Getoonde passage:
'''

Daar zat iets sarrends in, maar het was sarrend op een halfbewuste manier. Op de een of andere manier leek mij dat passend in een patafysische atmosfeer, zonder dat ik op het moment van schrijven precies wist waarom. Of het ook zo is, moet natuurlijk nog blijken. Misschien dat u na afloop van dit causerietje mijn ogen uitsteekt, mijn oren afsnijdt, ook mijn andere ledematen vilt, waarna u mijn bloedige restanten onder luid gejoel afvoert naar een mortuarium.

De uitnodiging om hier te zijn, beschouw ik overigens als zeer eervol.

De Centrifuge, nr. 18 (met mijn bijdrage)

Het is misschien wel aardig om meteen te noemen dat mijn ietwat overmoedige aankondiging van dit causerietje gebaseerd was op een misverstand.

'''

Vastgelegde gegevens:

'''

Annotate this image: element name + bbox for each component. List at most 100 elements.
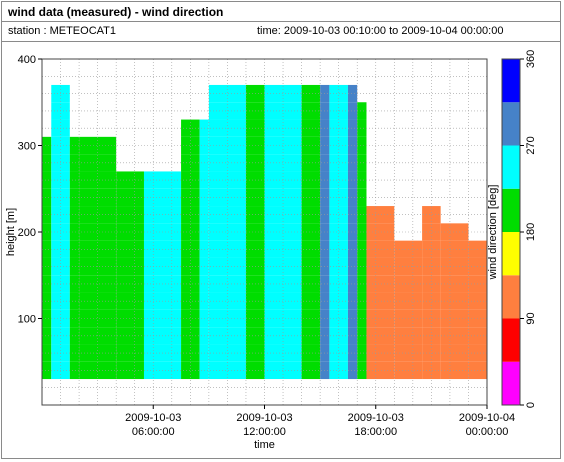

'''

Opdrachteisen: Welke lichaamsdelen van de spreker worden in de getoonde passage genoemd? Noem ze allemaal.

Schriftelijk antwoord: ogen, oren, ledematen